• SUPPLIED PASSAGE
BEGIN

% *======================================================================*
%  Cactus Thorn template for ThornGuide documentation
%  Author: Ian Kelley
%  Date: Sun Jun 02, 2002
%  $Header$
%
%  Thorn documentation in the latex file doc/documentation.tex
%  will be included in ThornGuides built with the Cactus make system.
%  The scripts employed by the make system automatically include
%  pages about variables, parameters and scheduling parsed from the
%  relevant thorn CCL files.
%
%  This template contains guidelines which help to assure that your
%  documentation will be correctly added to ThornGuides. More
%  information is available in the Cactus UsersGuide.
%
%  Guidelines:
%   - Do not change anything before the line
%       % START CACTUS THORNGUIDE",
%     except for filling in the title, author, date, etc. fields.
%        - Each of these fields should only be on ONE line.
%        - Author names should be separated with a \\ or a comma.
%   - You can define your own macros, but they must appear after
%     the START CACTUS THORNGUIDE line, and must not redefine standard
%     latex commands.
%   - To avoid name clashes with other thorns, 'labels', 'citations',
%     'references', and 'image' names should conform to the following
%     convention:
%       ARRANGEMENT_THORN_LABEL
%     For example, an image wave.eps in the arrangement CactusWave and
%     thorn WaveToyC should be renamed to CactusWave_WaveToyC_wave.eps
%   - Graphics should only be included using the graphicx package.
%     More specifically, with the "\includegraphics" command.  Do
%     not specify any graphic file extensions in your .tex file. This
%     will allow us to create a PDF version of the ThornGuide
%     via pdflatex.
%   - References should be included with the latex "\bibitem" command.
%   - Use \begin{abstract}...\end{abstract} instead of \abstract{...}
%   - Do not use \appendix, instead include any appendices you need as
%     standard sections.
%   - For the benefit of our Perl scripts, and for future extensions,
%     please use simple latex.
%
% *======================================================================*
%
% Example of including a graphic image:
%    \begin{figure}[ht]
% 	\begin{center}
%    	   \includegraphics[width=6cm]{MyArrangement_MyThorn_MyFigure}
% 	\end{center}
% 	\caption{Illustration of this and that}
% 	\label{MyArrangement_MyThorn_MyLabel}
%    \end{figure}
%
% Example of using a label:
%   \label{MyArrangement_MyThorn_MyLabel}
%
% Example of a citation:
%    \cite{MyArrangement_MyThorn_Author99}
%
% Example of including a reference
%   \bibitem{MyArrangement_MyThorn_Author99}
%   {J. Author, {\em The Title of the Book, Journal, or periodical}, 1 (1999),
%   1--16. {\tt http://www.nowhere.com/}}
%
% *======================================================================*

% If you are using CVS use this line to give version information
% $Header$

\documentclass{article}

% Use the Cactus ThornGuide style file
% (Automatically used from Cactus distribution, if you have a
%  thorn without the Cactus Flesh download this from the Cactus
%  homepage at www.cactuscode.org)

END

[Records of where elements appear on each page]
BEGIN

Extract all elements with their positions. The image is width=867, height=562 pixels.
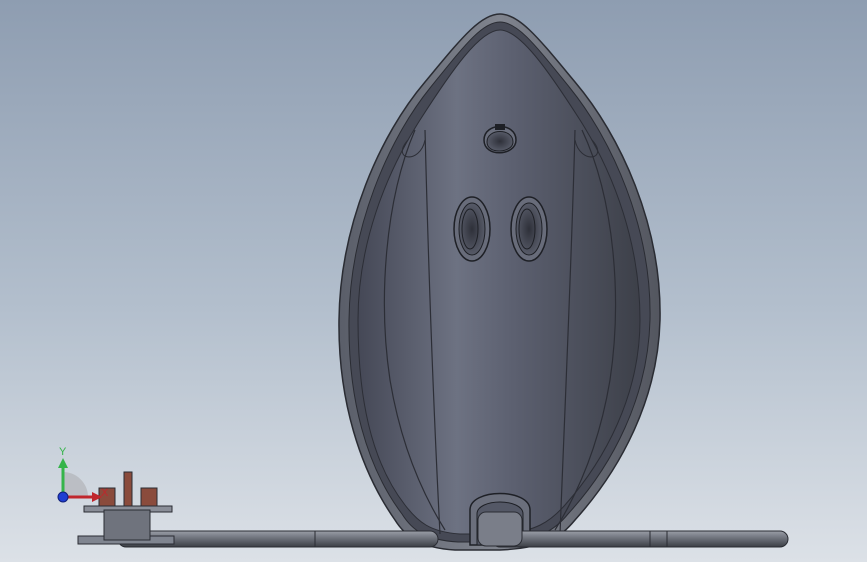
right-eye-hole [510,196,548,262]
z-axis-dot [57,491,69,503]
left-eye-hole [453,196,491,262]
y-axis-label: Y [59,446,67,458]
x-axis-label: X [101,487,109,499]
cad-graphics-area[interactable]: Y X [0,0,867,562]
cad-scene[interactable]: Y X [0,0,867,562]
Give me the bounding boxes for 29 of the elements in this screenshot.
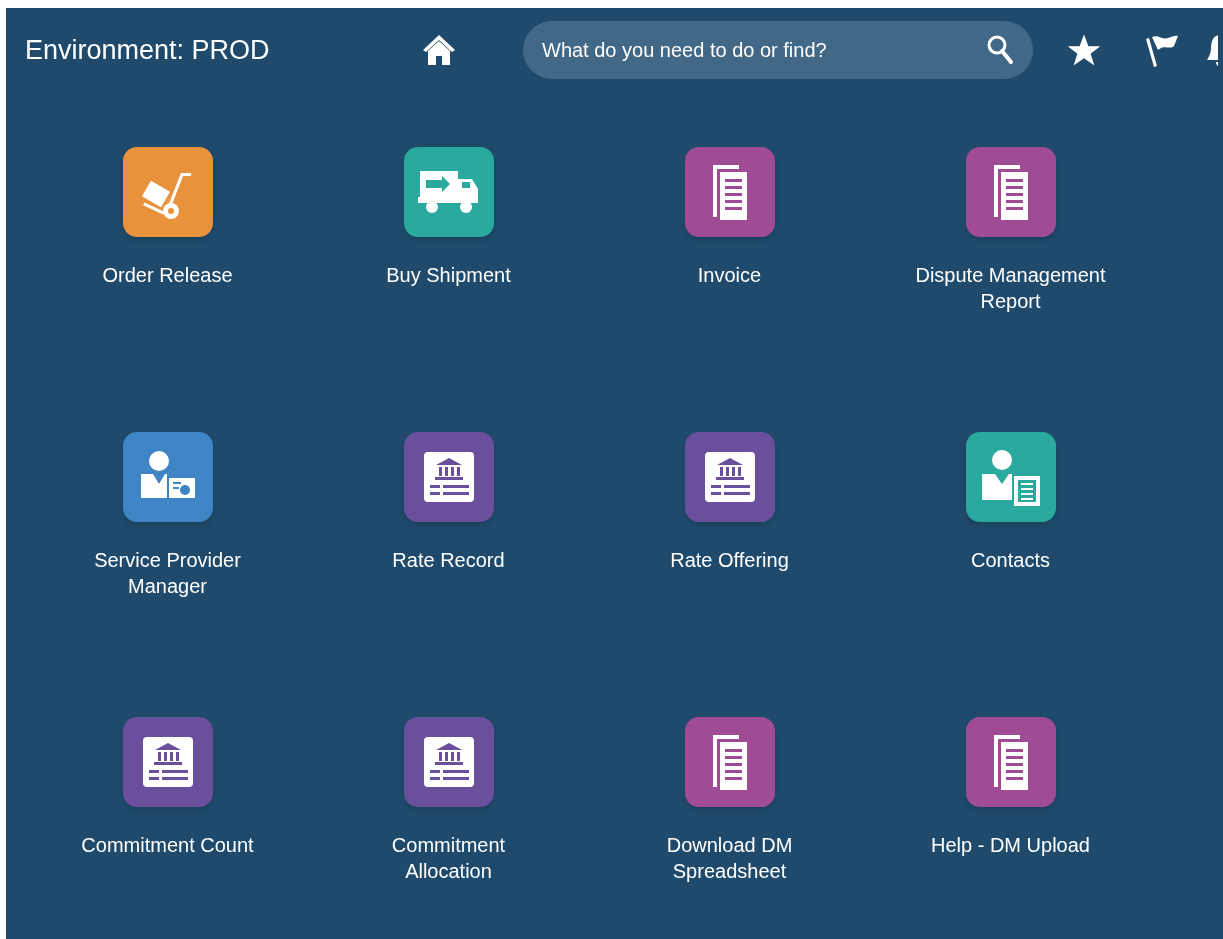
star-icon[interactable] — [1066, 33, 1102, 67]
app-tile-button[interactable] — [965, 432, 1056, 522]
app-tile-label[interactable]: Order Release — [67, 262, 268, 288]
app-tile-label[interactable]: Service Provider Manager — [67, 547, 268, 599]
home-icon[interactable] — [421, 33, 457, 67]
app-tile-button[interactable] — [684, 717, 775, 807]
app-tile-label[interactable]: Contacts — [910, 547, 1111, 573]
app-tile-label[interactable]: Commitment Count — [67, 832, 268, 858]
search-field[interactable]: What do you need to do or find? — [523, 21, 1033, 79]
app-tile-label[interactable]: Invoice — [629, 262, 830, 288]
app-tile-label[interactable]: Dispute Management Report — [910, 262, 1111, 314]
app-tile-label[interactable]: Help - DM Upload — [910, 832, 1111, 858]
app-tile-button[interactable] — [122, 147, 213, 237]
app-tile-button[interactable] — [122, 432, 213, 522]
search-icon[interactable] — [986, 34, 1014, 66]
app-tile-button[interactable] — [403, 147, 494, 237]
app-tile-button[interactable] — [684, 432, 775, 522]
app-tile-button[interactable] — [122, 717, 213, 807]
app-tile-label[interactable]: Download DM Spreadsheet — [629, 832, 830, 884]
app-tile-label[interactable]: Rate Offering — [629, 547, 830, 573]
app-tile-button[interactable] — [403, 717, 494, 807]
app-tile-label[interactable]: Buy Shipment — [348, 262, 549, 288]
app-tile-button[interactable] — [965, 147, 1056, 237]
app-tile-label[interactable]: Commitment Allocation — [348, 832, 549, 884]
app-tile-button[interactable] — [684, 147, 775, 237]
app-tile-button[interactable] — [403, 432, 494, 522]
environment-title: Environment: PROD — [25, 33, 271, 67]
app-tile-label[interactable]: Rate Record — [348, 547, 549, 573]
app-tile-button[interactable] — [965, 717, 1056, 807]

END

• EXERCISES TO COMPLETE
1. Answer these questions from the ThornGuide template:
(a) What naming convention should labels, citations, references and image names follow?
(b) Which command should be used to include graphics?
(c) What should be used instead of \appendix?
2. Write the next part of the ThornGuide template, picking up after its last line.
These records come from a separate source unrelated to the text.

• RESULTS FOR THE EXERCISE
1.
(a) ARRANGEMENT_THORN_LABEL
(b) \includegraphics, from the graphicx package
(c) Any needed appendices should be included as standard sections.

2.
\usepackage{../../../../doc/latex/cactus}

\begin{document}

% The author of the documentation
\author{Erik Schnetter \textless eschnetter@perimeterinstitute.ca\textgreater}

% The title of the document (not necessarily the name of the Thorn)
\title{OpenCLRunTime}

% the date your document was last changed, if your document is in CVS,
% please use:
%    \date{$ $Date: 2004-01-07 14:12:39 -0600 (Wed, 07 Jan 2004) $ $}
\date{May 17, 2012}

\maketitle

% Do not delete next line
% START CACTUS THORNGUIDE

% Add all definitions used in this documentation here
%   \def\mydef etc

% Add an abstract for this thorn's documentation
\begin{abstract}
  Executing OpenCL kernels requires some boilerplate code: One needs
  to choose an OpenCL platform and device, needs to compile the code
  (from a C string), needs to pass in arguments, and finally needs to
  execute the actual kernel code. This thorn \texttt{OpenCLRunTime}
  provides a simple helper routine for these tasks.
\end{abstract}


\section{Overview}

Thorn \texttt{OpenCLRunTime} performs the following tasks:
\begin{itemize}
  \item At startup, it outputs a description of the hardware
    (platforms and devices) available via OpenCL, i.e.\ CPUs and GPUs
    that have OpenCL drivers installed.
  \item At startup, it selects one device of one platform that will be
    used later on.
  \item It provides an API that can be used to compile kernels for
    this device, and which remembers previously compiled kernels so
    that they don't have to be recompiled.
  \item It disassembles the compiled kernels so that they can be
    examined (which would otherwise be difficult in an environment
    using dynamic compilation).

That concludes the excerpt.